## START

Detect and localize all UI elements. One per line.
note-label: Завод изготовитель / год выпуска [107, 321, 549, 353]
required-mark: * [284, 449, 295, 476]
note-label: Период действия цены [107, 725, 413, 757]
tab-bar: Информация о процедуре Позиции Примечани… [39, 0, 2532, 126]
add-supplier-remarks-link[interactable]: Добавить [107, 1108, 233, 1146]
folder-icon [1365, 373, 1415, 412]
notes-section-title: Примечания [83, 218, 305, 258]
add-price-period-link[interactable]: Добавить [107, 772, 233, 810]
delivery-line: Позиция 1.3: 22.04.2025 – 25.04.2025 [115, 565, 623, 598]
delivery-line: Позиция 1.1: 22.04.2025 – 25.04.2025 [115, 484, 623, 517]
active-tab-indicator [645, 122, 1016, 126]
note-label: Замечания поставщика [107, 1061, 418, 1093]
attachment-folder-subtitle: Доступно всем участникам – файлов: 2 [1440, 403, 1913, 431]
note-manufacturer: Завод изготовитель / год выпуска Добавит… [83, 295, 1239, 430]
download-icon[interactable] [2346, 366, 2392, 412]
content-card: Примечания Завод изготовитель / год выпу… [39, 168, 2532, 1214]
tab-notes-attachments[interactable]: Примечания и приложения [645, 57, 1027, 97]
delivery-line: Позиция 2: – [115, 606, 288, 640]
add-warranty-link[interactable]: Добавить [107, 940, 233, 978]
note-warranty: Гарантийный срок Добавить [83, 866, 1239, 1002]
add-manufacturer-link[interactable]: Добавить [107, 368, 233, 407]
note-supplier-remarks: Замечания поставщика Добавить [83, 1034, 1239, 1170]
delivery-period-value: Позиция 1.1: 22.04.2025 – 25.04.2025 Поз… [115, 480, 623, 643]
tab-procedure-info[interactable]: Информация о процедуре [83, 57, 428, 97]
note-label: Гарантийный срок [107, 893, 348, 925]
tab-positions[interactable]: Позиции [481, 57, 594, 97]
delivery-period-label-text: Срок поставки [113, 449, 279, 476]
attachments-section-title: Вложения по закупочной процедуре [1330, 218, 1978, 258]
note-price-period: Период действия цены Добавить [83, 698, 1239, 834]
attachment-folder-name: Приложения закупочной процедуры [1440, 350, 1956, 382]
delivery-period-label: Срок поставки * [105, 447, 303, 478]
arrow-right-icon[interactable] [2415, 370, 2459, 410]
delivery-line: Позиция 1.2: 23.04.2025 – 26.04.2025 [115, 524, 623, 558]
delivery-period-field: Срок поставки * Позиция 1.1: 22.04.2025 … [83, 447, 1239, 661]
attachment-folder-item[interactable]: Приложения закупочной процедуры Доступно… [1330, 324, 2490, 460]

## END

### Problem details
Copy every line of the data above word for word, in the same order, leaving nothing out.

### Task result
Detect and localize all UI elements. One per line.
note-label: Завод изготовитель / год выпуска [107, 321, 549, 353]
required-mark: * [284, 449, 295, 476]
note-label: Период действия цены [107, 725, 413, 757]
tab-bar: Информация о процедуре Позиции Примечани… [39, 0, 2532, 126]
add-supplier-remarks-link[interactable]: Добавить [107, 1108, 233, 1146]
folder-icon [1365, 373, 1415, 412]
notes-section-title: Примечания [83, 218, 305, 258]
add-price-period-link[interactable]: Добавить [107, 772, 233, 810]
delivery-line: Позиция 1.3: 22.04.2025 – 25.04.2025 [115, 565, 623, 598]
delivery-line: Позиция 1.1: 22.04.2025 – 25.04.2025 [115, 484, 623, 517]
active-tab-indicator [645, 122, 1016, 126]
note-label: Замечания поставщика [107, 1061, 418, 1093]
attachment-folder-subtitle: Доступно всем участникам – файлов: 2 [1440, 403, 1913, 431]
note-manufacturer: Завод изготовитель / год выпуска Добавит… [83, 295, 1239, 430]
download-icon[interactable] [2346, 366, 2392, 412]
content-card: Примечания Завод изготовитель / год выпу… [39, 168, 2532, 1214]
tab-notes-attachments[interactable]: Примечания и приложения [645, 57, 1027, 97]
delivery-line: Позиция 2: – [115, 606, 288, 640]
add-warranty-link[interactable]: Добавить [107, 940, 233, 978]
note-warranty: Гарантийный срок Добавить [83, 866, 1239, 1002]
add-manufacturer-link[interactable]: Добавить [107, 368, 233, 407]
note-supplier-remarks: Замечания поставщика Добавить [83, 1034, 1239, 1170]
delivery-period-value: Позиция 1.1: 22.04.2025 – 25.04.2025 Поз… [115, 480, 623, 643]
tab-procedure-info[interactable]: Информация о процедуре [83, 57, 428, 97]
note-label: Гарантийный срок [107, 893, 348, 925]
tab-positions[interactable]: Позиции [481, 57, 594, 97]
delivery-period-label-text: Срок поставки [113, 449, 279, 476]
attachments-section-title: Вложения по закупочной процедуре [1330, 218, 1978, 258]
note-price-period: Период действия цены Добавить [83, 698, 1239, 834]
attachment-folder-name: Приложения закупочной процедуры [1440, 350, 1956, 382]
delivery-period-label: Срок поставки * [105, 447, 303, 478]
arrow-right-icon[interactable] [2415, 370, 2459, 410]
delivery-line: Позиция 1.2: 23.04.2025 – 26.04.2025 [115, 524, 623, 558]
delivery-period-field: Срок поставки * Позиция 1.1: 22.04.2025 … [83, 447, 1239, 661]
attachment-folder-item[interactable]: Приложения закупочной процедуры Доступно… [1330, 324, 2490, 460]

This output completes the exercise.